ENTRIES SUPPLIED:
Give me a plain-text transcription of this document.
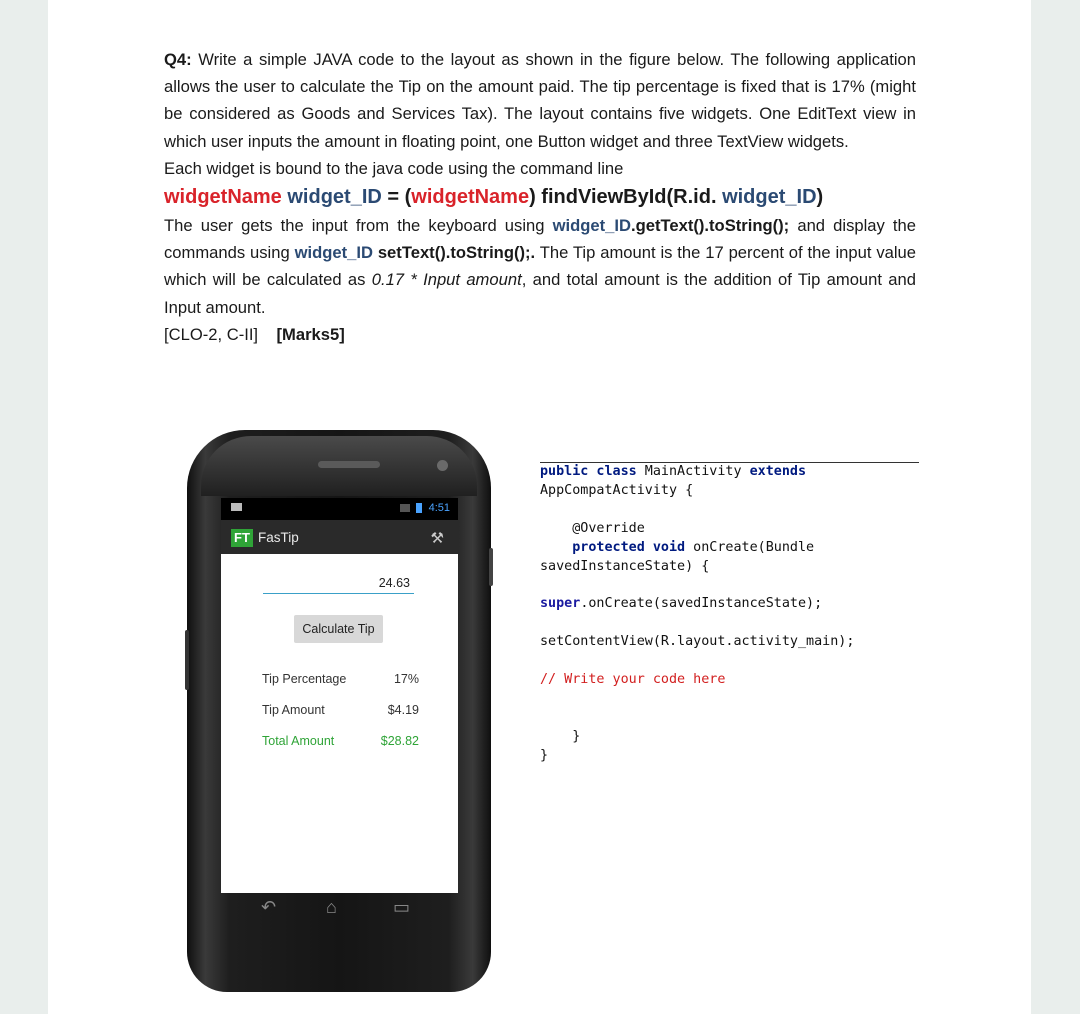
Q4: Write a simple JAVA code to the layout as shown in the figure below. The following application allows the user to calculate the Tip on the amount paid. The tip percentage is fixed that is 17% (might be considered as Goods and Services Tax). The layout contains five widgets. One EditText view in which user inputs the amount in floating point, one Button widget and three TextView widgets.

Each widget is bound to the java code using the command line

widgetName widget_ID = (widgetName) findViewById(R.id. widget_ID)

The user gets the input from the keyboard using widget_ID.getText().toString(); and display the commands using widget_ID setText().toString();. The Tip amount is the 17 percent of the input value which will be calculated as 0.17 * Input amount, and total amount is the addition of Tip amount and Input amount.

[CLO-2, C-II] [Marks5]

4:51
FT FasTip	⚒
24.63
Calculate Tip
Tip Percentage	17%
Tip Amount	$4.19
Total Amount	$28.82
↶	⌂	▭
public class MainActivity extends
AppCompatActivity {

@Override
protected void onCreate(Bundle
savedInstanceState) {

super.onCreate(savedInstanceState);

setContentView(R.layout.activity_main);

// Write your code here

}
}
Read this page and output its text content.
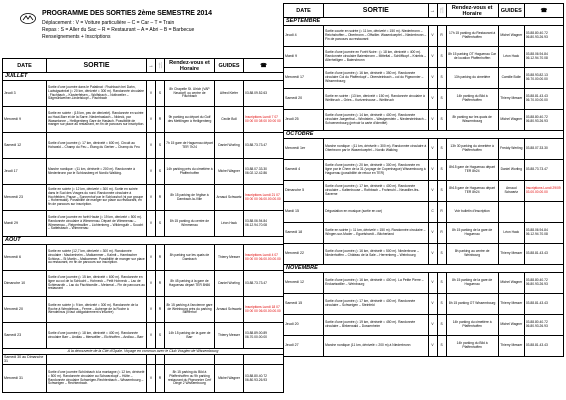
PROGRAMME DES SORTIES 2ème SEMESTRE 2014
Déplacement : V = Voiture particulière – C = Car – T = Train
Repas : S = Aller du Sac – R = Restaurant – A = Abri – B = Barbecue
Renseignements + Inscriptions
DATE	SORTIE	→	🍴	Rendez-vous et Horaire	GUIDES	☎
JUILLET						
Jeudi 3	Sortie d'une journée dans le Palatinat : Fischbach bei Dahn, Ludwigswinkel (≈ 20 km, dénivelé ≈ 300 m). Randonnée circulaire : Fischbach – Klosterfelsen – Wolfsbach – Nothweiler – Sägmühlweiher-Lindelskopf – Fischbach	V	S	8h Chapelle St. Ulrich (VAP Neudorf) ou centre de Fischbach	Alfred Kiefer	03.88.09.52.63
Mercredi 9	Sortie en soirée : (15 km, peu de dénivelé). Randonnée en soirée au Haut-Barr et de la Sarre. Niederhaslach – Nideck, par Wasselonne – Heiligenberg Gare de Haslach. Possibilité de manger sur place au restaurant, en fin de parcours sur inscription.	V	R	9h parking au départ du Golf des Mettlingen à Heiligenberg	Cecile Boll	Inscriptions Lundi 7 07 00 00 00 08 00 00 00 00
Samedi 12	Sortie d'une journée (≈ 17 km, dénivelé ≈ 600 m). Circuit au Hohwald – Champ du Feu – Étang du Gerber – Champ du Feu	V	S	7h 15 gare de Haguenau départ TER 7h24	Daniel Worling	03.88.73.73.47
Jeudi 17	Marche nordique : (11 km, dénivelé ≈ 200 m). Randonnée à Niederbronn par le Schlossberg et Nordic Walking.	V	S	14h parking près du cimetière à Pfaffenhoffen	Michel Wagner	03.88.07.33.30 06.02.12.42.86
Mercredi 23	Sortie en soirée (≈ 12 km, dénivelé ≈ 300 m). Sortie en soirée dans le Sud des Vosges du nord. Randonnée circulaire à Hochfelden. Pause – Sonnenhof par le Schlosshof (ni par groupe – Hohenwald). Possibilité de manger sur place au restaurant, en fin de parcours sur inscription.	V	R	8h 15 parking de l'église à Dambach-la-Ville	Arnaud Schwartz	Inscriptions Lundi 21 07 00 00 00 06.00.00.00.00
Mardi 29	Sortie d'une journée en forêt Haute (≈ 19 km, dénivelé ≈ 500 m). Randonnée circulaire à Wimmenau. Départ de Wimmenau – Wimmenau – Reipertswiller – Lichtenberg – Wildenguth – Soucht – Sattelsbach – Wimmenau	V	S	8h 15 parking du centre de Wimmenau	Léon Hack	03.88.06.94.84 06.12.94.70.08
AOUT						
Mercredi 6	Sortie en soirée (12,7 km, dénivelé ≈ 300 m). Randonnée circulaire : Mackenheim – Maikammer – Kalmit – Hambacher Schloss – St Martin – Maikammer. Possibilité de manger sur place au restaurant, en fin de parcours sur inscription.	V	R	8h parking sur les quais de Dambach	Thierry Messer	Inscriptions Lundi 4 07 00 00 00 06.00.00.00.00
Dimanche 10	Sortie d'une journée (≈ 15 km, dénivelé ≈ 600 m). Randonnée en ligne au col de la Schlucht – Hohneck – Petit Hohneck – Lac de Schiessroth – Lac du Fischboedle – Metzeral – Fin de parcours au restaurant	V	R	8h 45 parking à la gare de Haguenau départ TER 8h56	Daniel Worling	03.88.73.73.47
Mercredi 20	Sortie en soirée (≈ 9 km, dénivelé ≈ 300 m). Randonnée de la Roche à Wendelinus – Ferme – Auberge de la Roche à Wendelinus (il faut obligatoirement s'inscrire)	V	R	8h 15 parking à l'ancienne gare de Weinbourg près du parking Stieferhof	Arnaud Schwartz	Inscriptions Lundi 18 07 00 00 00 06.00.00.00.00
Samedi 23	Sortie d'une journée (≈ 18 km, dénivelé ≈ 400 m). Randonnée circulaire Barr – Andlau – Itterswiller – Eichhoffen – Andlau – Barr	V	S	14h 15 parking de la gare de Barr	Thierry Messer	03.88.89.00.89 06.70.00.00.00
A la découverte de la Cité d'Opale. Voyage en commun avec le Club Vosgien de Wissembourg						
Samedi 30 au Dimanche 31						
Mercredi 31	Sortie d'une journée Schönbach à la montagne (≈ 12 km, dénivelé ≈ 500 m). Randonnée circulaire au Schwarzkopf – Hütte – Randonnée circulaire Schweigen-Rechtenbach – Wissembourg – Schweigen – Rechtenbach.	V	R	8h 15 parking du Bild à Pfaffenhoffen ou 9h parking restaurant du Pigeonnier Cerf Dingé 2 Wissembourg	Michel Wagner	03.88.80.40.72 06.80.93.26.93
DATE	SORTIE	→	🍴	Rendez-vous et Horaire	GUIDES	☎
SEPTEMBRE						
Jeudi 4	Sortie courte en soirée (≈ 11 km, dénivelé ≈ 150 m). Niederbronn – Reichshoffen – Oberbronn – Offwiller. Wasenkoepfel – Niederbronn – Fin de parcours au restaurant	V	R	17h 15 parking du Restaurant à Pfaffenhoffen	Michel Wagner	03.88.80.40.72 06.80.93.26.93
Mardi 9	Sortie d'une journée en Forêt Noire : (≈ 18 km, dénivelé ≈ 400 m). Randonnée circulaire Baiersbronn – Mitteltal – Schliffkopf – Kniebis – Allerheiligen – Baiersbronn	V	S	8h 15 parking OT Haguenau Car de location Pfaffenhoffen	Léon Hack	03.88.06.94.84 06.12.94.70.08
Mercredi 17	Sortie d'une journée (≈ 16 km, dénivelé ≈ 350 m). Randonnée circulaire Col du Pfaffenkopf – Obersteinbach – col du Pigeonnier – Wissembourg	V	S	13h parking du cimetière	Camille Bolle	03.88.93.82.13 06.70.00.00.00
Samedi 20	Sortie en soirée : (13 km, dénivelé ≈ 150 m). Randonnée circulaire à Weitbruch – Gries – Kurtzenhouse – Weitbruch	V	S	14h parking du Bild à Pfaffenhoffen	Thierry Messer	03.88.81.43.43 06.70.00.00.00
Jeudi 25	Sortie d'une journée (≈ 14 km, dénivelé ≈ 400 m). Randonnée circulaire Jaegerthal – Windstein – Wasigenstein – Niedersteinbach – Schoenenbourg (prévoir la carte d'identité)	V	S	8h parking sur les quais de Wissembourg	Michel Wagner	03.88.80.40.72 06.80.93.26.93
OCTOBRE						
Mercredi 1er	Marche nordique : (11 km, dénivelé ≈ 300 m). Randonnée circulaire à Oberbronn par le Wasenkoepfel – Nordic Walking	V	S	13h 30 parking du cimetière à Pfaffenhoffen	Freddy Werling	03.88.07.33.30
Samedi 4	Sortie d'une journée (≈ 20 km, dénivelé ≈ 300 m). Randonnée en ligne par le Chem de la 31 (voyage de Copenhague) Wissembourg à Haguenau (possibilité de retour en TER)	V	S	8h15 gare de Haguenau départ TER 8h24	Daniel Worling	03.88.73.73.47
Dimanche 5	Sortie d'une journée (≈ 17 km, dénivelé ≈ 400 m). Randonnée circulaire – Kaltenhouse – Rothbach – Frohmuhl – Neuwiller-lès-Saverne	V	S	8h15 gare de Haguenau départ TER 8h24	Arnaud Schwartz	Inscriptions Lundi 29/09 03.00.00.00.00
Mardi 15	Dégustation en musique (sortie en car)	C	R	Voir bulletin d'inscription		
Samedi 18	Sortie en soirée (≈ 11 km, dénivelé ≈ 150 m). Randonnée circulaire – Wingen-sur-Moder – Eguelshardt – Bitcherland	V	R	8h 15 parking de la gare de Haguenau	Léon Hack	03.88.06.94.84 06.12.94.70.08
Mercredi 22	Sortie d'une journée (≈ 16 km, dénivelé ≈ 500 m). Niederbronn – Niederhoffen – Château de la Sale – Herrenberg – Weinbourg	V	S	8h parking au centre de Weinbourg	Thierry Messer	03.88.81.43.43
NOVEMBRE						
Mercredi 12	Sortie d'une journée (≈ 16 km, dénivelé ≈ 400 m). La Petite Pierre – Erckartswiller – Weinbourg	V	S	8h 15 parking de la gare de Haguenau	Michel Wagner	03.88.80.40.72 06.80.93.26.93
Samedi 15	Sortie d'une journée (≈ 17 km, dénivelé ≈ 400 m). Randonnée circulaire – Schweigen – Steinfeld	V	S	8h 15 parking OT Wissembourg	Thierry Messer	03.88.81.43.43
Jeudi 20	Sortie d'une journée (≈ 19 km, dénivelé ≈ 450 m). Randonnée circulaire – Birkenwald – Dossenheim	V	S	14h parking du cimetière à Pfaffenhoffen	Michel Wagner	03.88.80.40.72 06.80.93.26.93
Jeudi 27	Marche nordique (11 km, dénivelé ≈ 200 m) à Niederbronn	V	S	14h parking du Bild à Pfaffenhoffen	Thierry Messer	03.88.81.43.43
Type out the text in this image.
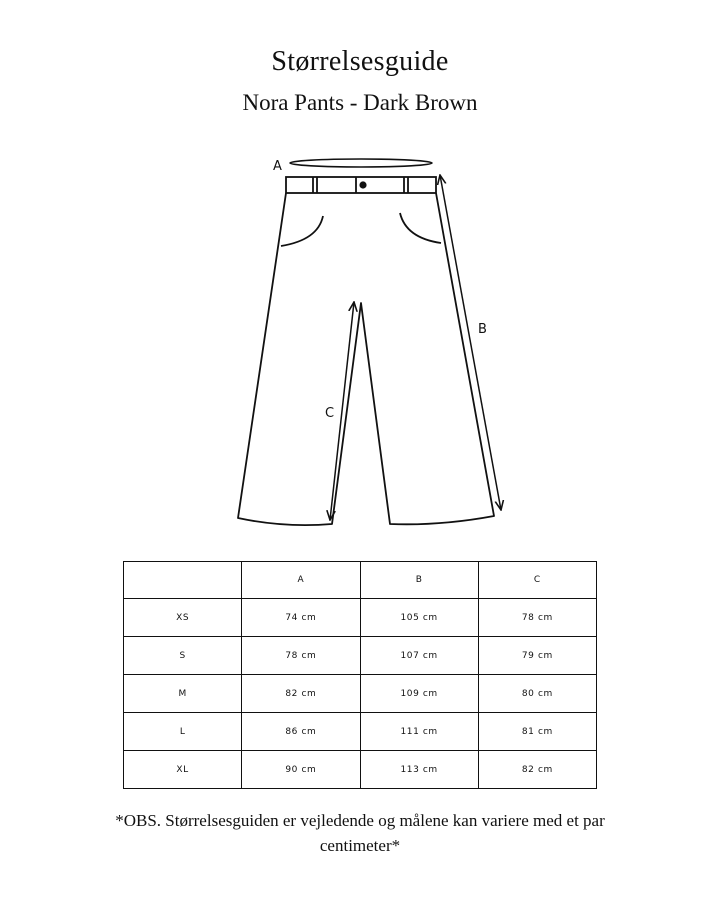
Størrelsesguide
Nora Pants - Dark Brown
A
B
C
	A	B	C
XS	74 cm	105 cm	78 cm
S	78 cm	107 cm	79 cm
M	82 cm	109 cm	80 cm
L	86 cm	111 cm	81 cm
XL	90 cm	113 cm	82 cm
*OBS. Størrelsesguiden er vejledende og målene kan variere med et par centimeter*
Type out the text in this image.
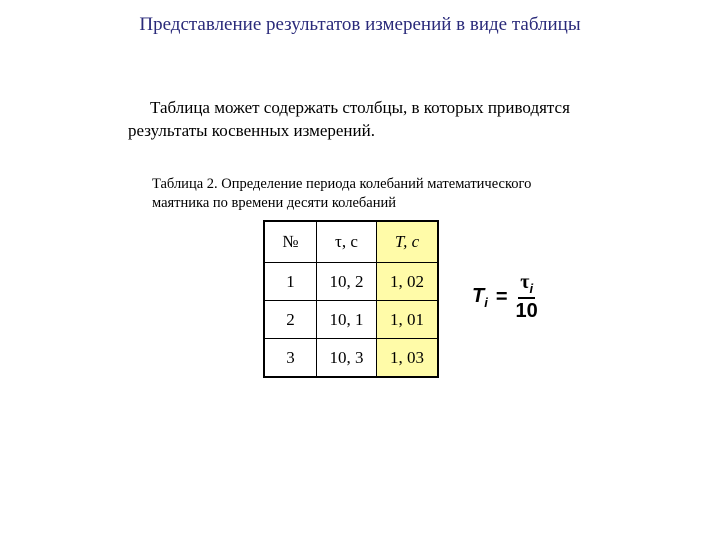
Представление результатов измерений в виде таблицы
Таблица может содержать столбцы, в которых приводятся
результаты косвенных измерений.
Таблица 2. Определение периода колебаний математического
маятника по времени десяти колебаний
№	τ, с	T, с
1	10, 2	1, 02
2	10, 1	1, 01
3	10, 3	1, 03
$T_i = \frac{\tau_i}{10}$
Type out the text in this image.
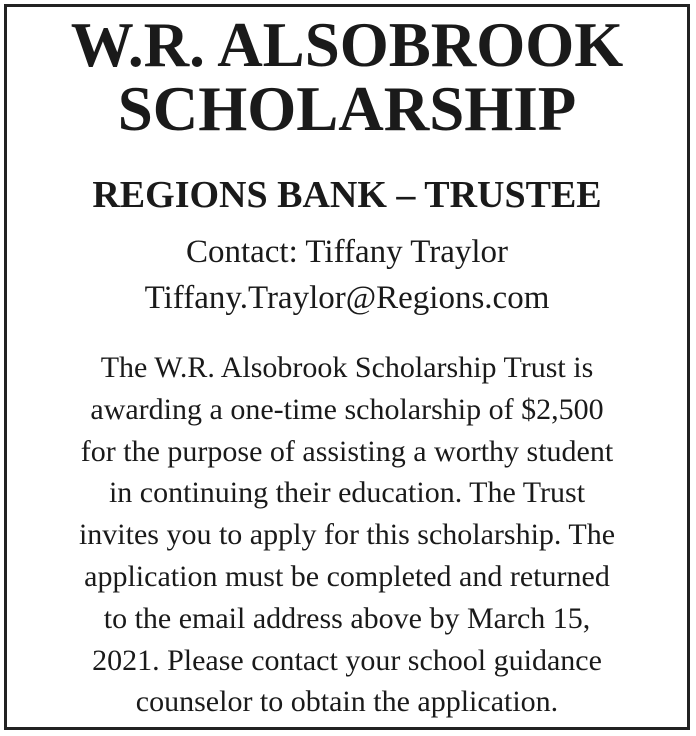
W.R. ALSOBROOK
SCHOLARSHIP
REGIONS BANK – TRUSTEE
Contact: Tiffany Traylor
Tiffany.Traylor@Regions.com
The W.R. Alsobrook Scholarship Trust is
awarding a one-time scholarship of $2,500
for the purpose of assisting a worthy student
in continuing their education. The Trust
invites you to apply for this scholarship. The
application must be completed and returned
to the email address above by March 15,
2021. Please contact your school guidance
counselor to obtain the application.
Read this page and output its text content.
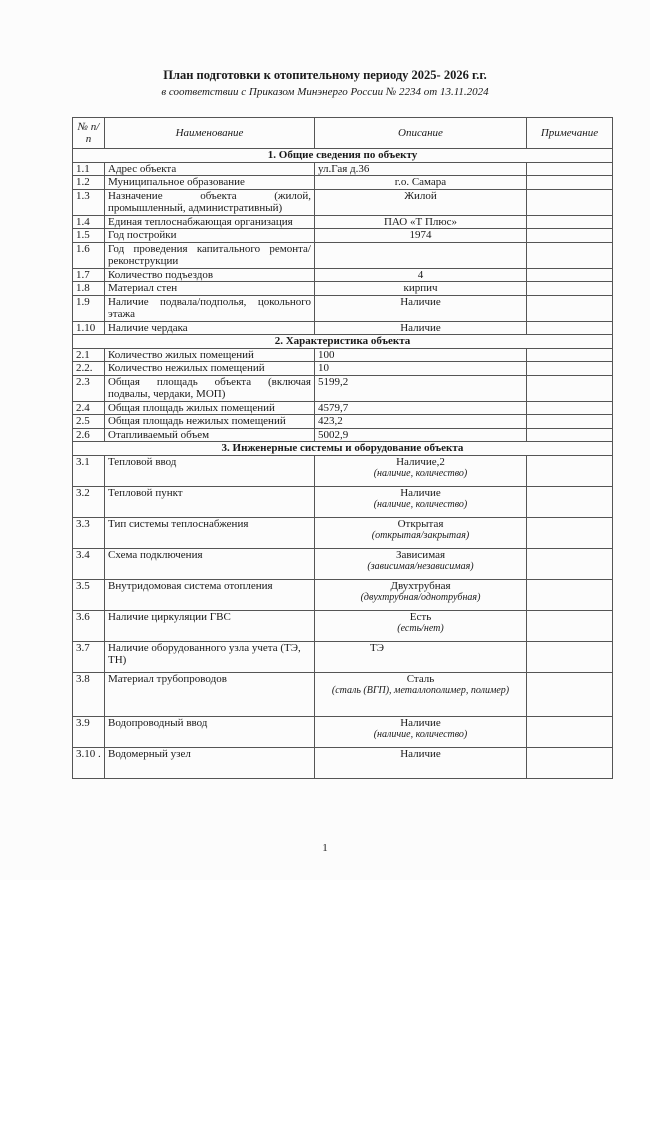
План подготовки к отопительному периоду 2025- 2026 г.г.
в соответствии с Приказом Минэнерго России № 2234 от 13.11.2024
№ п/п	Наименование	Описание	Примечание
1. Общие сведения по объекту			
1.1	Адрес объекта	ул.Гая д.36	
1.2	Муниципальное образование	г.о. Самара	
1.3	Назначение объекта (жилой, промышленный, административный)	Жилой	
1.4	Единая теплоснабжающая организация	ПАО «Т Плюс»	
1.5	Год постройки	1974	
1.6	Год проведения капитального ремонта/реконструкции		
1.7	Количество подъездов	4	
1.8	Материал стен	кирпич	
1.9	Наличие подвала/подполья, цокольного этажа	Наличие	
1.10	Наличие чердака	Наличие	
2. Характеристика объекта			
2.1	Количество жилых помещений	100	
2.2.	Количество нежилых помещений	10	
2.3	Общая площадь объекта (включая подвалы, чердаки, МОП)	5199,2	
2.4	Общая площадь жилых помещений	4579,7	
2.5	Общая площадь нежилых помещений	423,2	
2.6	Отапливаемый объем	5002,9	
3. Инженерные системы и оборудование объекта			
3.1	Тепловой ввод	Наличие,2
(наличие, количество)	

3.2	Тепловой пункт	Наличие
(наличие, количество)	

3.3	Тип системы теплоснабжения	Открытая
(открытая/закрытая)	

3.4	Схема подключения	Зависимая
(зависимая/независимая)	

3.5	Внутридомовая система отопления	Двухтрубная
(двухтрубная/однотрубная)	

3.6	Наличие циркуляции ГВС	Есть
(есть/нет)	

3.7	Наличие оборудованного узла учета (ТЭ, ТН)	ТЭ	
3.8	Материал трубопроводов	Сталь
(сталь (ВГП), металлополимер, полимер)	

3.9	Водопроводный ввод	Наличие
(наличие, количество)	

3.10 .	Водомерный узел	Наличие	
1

GIVEN REQUEST:
Pull out every line in the data above that has the word "nordique".

WRITTEN RESPONSE:
Jeudi 17	Marche nordique : (11 km, dénivelé ≈ 200 m). Randonnée à Niederbronn par le Schlossberg et Nordic Walking.	V	S	14h parking près du cimetière à Pfaffenhoffen	Michel Wagner	03.88.07.33.30 06.02.12.42.86
Mercredi 1er	Marche nordique : (11 km, dénivelé ≈ 300 m). Randonnée circulaire à Oberbronn par le Wasenkoepfel – Nordic Walking	V	S	13h 30 parking du cimetière à Pfaffenhoffen	Freddy Werling	03.88.07.33.30
Jeudi 27	Marche nordique (11 km, dénivelé ≈ 200 m) à Niederbronn	V	S	14h parking du Bild à Pfaffenhoffen	Thierry Messer	03.88.81.43.43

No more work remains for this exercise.